# Aim of the task
Select, from the data, each line where "grid" occurs.

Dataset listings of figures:
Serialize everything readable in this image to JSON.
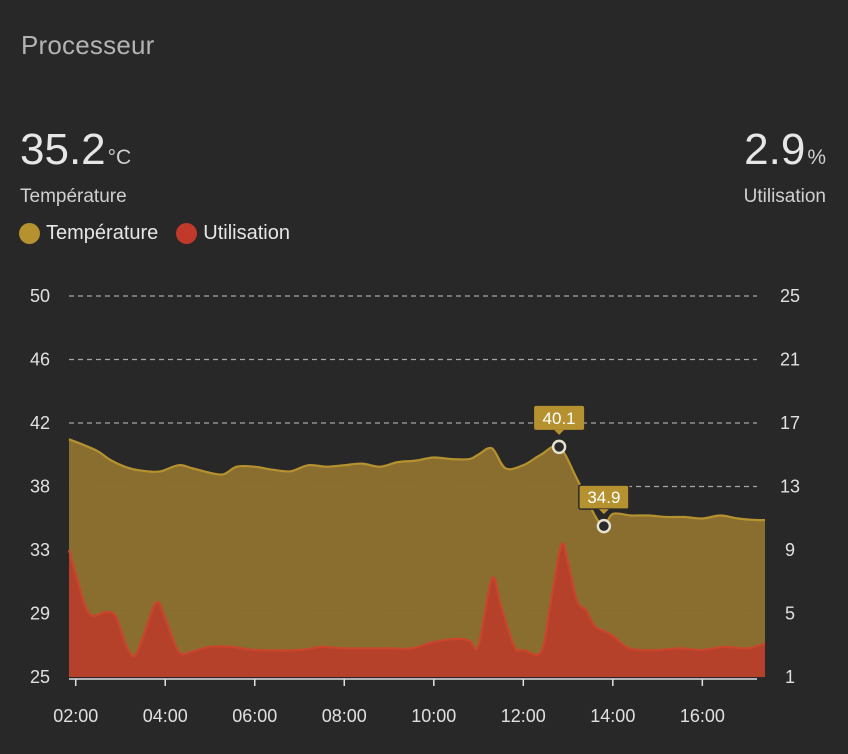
{
  "card": {
    "title": "Processeur"
  },
  "stats": {
    "temperature": {
      "value": "35.2",
      "unit": "°C",
      "label": "Température"
    },
    "usage": {
      "value": "2.9",
      "unit": "%",
      "label": "Utilisation"
    }
  },
  "legend": [
    {
      "label": "Température",
      "color": "#b5922f"
    },
    {
      "label": "Utilisation",
      "color": "#c0392b"
    }
  ],
  "colors": {
    "temp_line": "#b5922f",
    "temp_fill": "#8c712f",
    "usage_line": "#c9452c",
    "usage_fill": "#b8402a",
    "grid": "#bdbdbd",
    "background": "#282828"
  },
  "chart_data": {
    "type": "area",
    "x_ticks": [
      "02:00",
      "04:00",
      "06:00",
      "08:00",
      "10:00",
      "12:00",
      "14:00",
      "16:00"
    ],
    "x_tick_values": [
      2,
      4,
      6,
      8,
      10,
      12,
      14,
      16
    ],
    "xlim": [
      1.85,
      17.4
    ],
    "y_left_ticks": [
      "50",
      "46",
      "42",
      "38",
      "33",
      "29",
      "25"
    ],
    "y_right_ticks": [
      "25",
      "21",
      "17",
      "13",
      "9",
      "5",
      "1"
    ],
    "y_left_range": [
      25,
      50
    ],
    "y_right_range": [
      1,
      25
    ],
    "series": [
      {
        "name": "Température",
        "axis": "left",
        "x": [
          1.85,
          2.2,
          2.5,
          2.8,
          3.2,
          3.6,
          3.9,
          4.3,
          4.6,
          5.0,
          5.3,
          5.6,
          6.0,
          6.4,
          6.8,
          7.2,
          7.6,
          8.0,
          8.4,
          8.8,
          9.2,
          9.6,
          10.0,
          10.4,
          10.8,
          11.0,
          11.3,
          11.6,
          12.0,
          12.4,
          12.8,
          13.2,
          13.6,
          13.8,
          14.0,
          14.4,
          14.8,
          15.2,
          15.6,
          16.0,
          16.4,
          16.8,
          17.2,
          17.4
        ],
        "values": [
          40.6,
          40.2,
          39.8,
          39.2,
          38.7,
          38.5,
          38.5,
          38.9,
          38.7,
          38.4,
          38.3,
          38.8,
          38.8,
          38.6,
          38.5,
          38.9,
          38.8,
          38.9,
          39.0,
          38.8,
          39.1,
          39.2,
          39.4,
          39.3,
          39.3,
          39.6,
          40.0,
          38.7,
          38.9,
          39.6,
          40.1,
          38.0,
          35.6,
          34.9,
          35.7,
          35.6,
          35.6,
          35.5,
          35.5,
          35.4,
          35.6,
          35.4,
          35.3,
          35.3
        ],
        "highlight": [
          {
            "x": 12.8,
            "value": 40.1,
            "label": "40.1"
          },
          {
            "x": 13.8,
            "value": 34.9,
            "label": "34.9"
          }
        ]
      },
      {
        "name": "Utilisation",
        "axis": "right",
        "x": [
          1.85,
          2.0,
          2.3,
          2.7,
          2.9,
          3.1,
          3.3,
          3.5,
          3.8,
          4.0,
          4.3,
          4.6,
          5.0,
          5.5,
          6.0,
          7.0,
          7.5,
          8.0,
          9.0,
          9.5,
          10.0,
          10.5,
          10.8,
          11.0,
          11.3,
          11.5,
          11.8,
          12.0,
          12.4,
          12.6,
          12.85,
          13.0,
          13.2,
          13.4,
          13.6,
          13.8,
          14.0,
          14.3,
          14.6,
          15.0,
          15.5,
          16.0,
          16.5,
          17.0,
          17.4
        ],
        "values": [
          9.0,
          7.5,
          5.0,
          5.1,
          4.8,
          3.2,
          2.3,
          3.5,
          5.7,
          4.7,
          2.6,
          2.6,
          2.9,
          2.9,
          2.7,
          2.7,
          2.9,
          2.8,
          2.8,
          2.8,
          3.2,
          3.4,
          3.3,
          3.0,
          7.2,
          5.5,
          2.9,
          2.7,
          2.6,
          5.5,
          9.3,
          8.2,
          5.8,
          5.2,
          4.2,
          3.9,
          3.6,
          2.9,
          2.7,
          2.7,
          2.8,
          2.7,
          2.9,
          2.8,
          3.1
        ]
      }
    ]
  }
}
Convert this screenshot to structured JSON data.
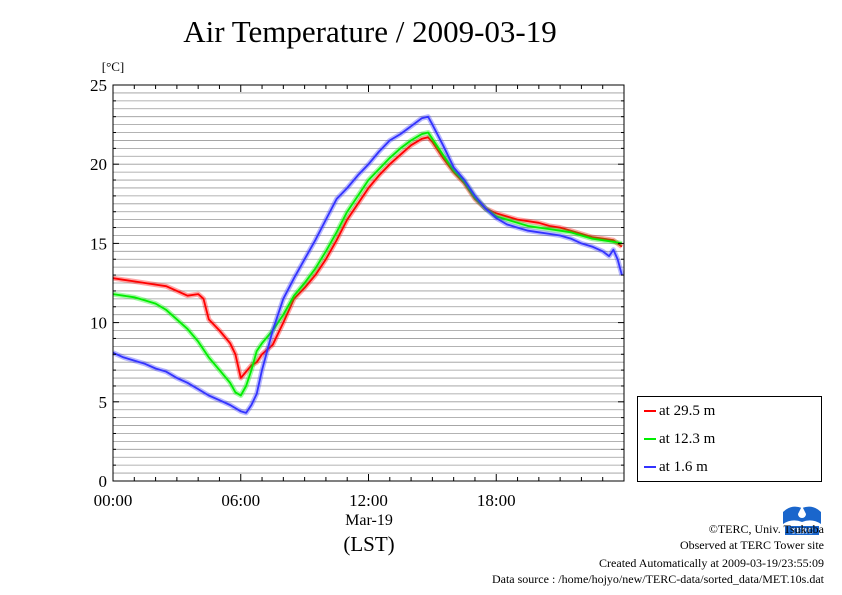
{
  "title": "Air Temperature / 2009-03-19",
  "x_date_label": "Mar-19",
  "x_zone_label": "(LST)",
  "credits": {
    "copyright": "©TERC, Univ. Tsukuba",
    "observed": "Observed at TERC Tower site",
    "created": "Created Automatically at 2009-03-19/23:55:09",
    "source": "Data source : /home/hojyo/new/TERC-data/sorted_data/MET.10s.dat"
  },
  "logo_text": "TERC",
  "chart_data": {
    "type": "line",
    "title": "Air Temperature / 2009-03-19",
    "xlabel": "Mar-19 (LST)",
    "ylabel": "[°C]",
    "ylim": [
      0,
      25
    ],
    "xlim": [
      0,
      24
    ],
    "x_ticks": [
      0,
      6,
      12,
      18
    ],
    "x_tick_labels": [
      "00:00",
      "06:00",
      "12:00",
      "18:00"
    ],
    "y_ticks": [
      0,
      5,
      10,
      15,
      20,
      25
    ],
    "y_tick_labels": [
      "0",
      "5",
      "10",
      "15",
      "20",
      "25"
    ],
    "grid": "horizontal every 0.5 °C",
    "legend_position": "bottom-right outside",
    "series": [
      {
        "name": "at 29.5 m",
        "color": "#ff0000",
        "x": [
          0,
          0.5,
          1,
          1.5,
          2,
          2.5,
          3,
          3.5,
          4,
          4.25,
          4.5,
          5,
          5.5,
          5.75,
          6,
          6.25,
          6.5,
          6.75,
          7,
          7.5,
          8,
          8.5,
          9,
          9.5,
          10,
          10.5,
          11,
          11.5,
          12,
          12.5,
          13,
          13.5,
          14,
          14.5,
          14.8,
          15,
          15.5,
          16,
          16.5,
          17,
          17.5,
          18,
          18.5,
          19,
          19.5,
          20,
          20.5,
          21,
          21.5,
          22,
          22.5,
          23,
          23.5,
          23.9
        ],
        "y": [
          12.8,
          12.7,
          12.6,
          12.5,
          12.4,
          12.3,
          12.0,
          11.7,
          11.8,
          11.5,
          10.2,
          9.5,
          8.7,
          8.0,
          6.5,
          6.9,
          7.3,
          7.5,
          8.0,
          8.6,
          10.0,
          11.5,
          12.2,
          13.0,
          14.0,
          15.2,
          16.5,
          17.5,
          18.5,
          19.3,
          20.0,
          20.6,
          21.2,
          21.6,
          21.7,
          21.4,
          20.4,
          19.5,
          18.8,
          17.8,
          17.2,
          16.9,
          16.7,
          16.5,
          16.4,
          16.3,
          16.1,
          16.0,
          15.8,
          15.6,
          15.4,
          15.3,
          15.2,
          14.8
        ]
      },
      {
        "name": "at 12.3 m",
        "color": "#00ee00",
        "x": [
          0,
          0.5,
          1,
          1.5,
          2,
          2.5,
          3,
          3.5,
          4,
          4.5,
          5,
          5.5,
          5.75,
          6,
          6.25,
          6.5,
          6.75,
          7,
          7.5,
          8,
          8.5,
          9,
          9.5,
          10,
          10.5,
          11,
          11.5,
          12,
          12.5,
          13,
          13.5,
          14,
          14.5,
          14.8,
          15,
          15.5,
          16,
          16.5,
          17,
          17.5,
          18,
          18.5,
          19,
          19.5,
          20,
          20.5,
          21,
          21.5,
          22,
          22.5,
          23,
          23.5,
          23.9
        ],
        "y": [
          11.8,
          11.7,
          11.6,
          11.4,
          11.2,
          10.8,
          10.2,
          9.6,
          8.8,
          7.8,
          7.0,
          6.2,
          5.6,
          5.4,
          6.0,
          7.0,
          8.2,
          8.7,
          9.5,
          10.5,
          11.7,
          12.5,
          13.4,
          14.5,
          15.7,
          17.0,
          18.0,
          19.0,
          19.7,
          20.4,
          21.0,
          21.5,
          21.9,
          22.0,
          21.6,
          20.6,
          19.6,
          18.9,
          17.9,
          17.2,
          16.7,
          16.5,
          16.3,
          16.1,
          16.0,
          15.9,
          15.8,
          15.7,
          15.5,
          15.3,
          15.2,
          15.1,
          15.0
        ]
      },
      {
        "name": "at 1.6 m",
        "color": "#3333ff",
        "x": [
          0,
          0.5,
          1,
          1.5,
          2,
          2.5,
          3,
          3.5,
          4,
          4.5,
          5,
          5.5,
          5.75,
          6,
          6.25,
          6.5,
          6.75,
          7,
          7.5,
          8,
          8.5,
          9,
          9.5,
          10,
          10.5,
          11,
          11.5,
          12,
          12.5,
          13,
          13.5,
          14,
          14.5,
          14.8,
          15,
          15.5,
          16,
          16.5,
          17,
          17.5,
          18,
          18.5,
          19,
          19.5,
          20,
          20.5,
          21,
          21.5,
          22,
          22.5,
          23,
          23.3,
          23.5,
          23.7,
          23.9
        ],
        "y": [
          8.1,
          7.8,
          7.6,
          7.4,
          7.1,
          6.9,
          6.5,
          6.2,
          5.8,
          5.4,
          5.1,
          4.8,
          4.6,
          4.4,
          4.3,
          4.8,
          5.5,
          7.0,
          9.5,
          11.5,
          12.8,
          14.0,
          15.2,
          16.5,
          17.8,
          18.5,
          19.3,
          20.0,
          20.8,
          21.5,
          21.9,
          22.4,
          22.9,
          23.0,
          22.5,
          21.2,
          19.8,
          19.0,
          18.0,
          17.2,
          16.6,
          16.2,
          16.0,
          15.8,
          15.7,
          15.6,
          15.5,
          15.3,
          15.0,
          14.8,
          14.5,
          14.2,
          14.6,
          14.0,
          13.0
        ]
      }
    ]
  }
}
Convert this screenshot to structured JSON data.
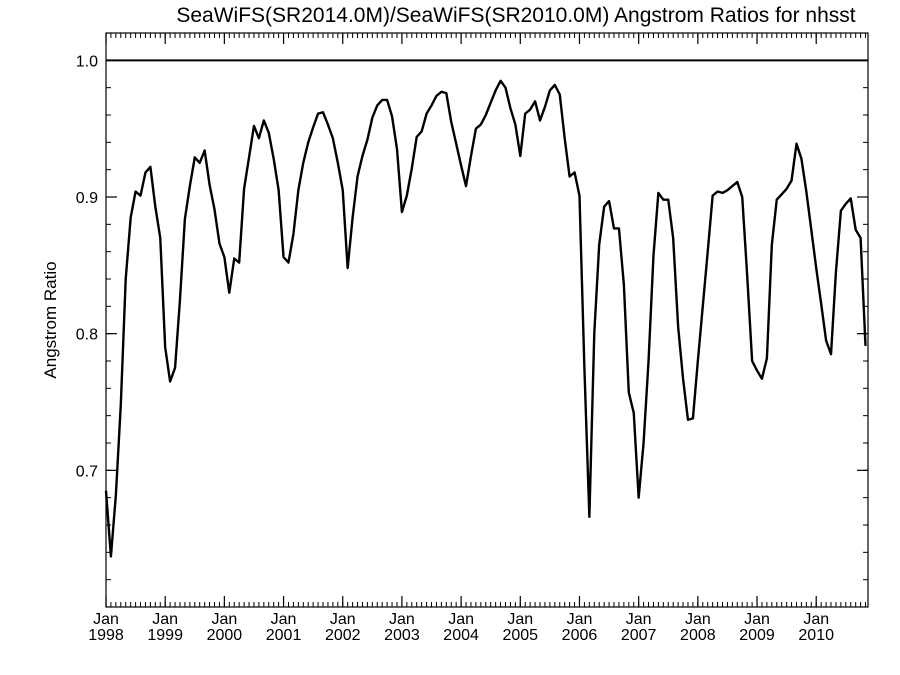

# Reply to the task
    "grid": "#bdbdbd",
    "grid": "horizontal every 0.5 °C",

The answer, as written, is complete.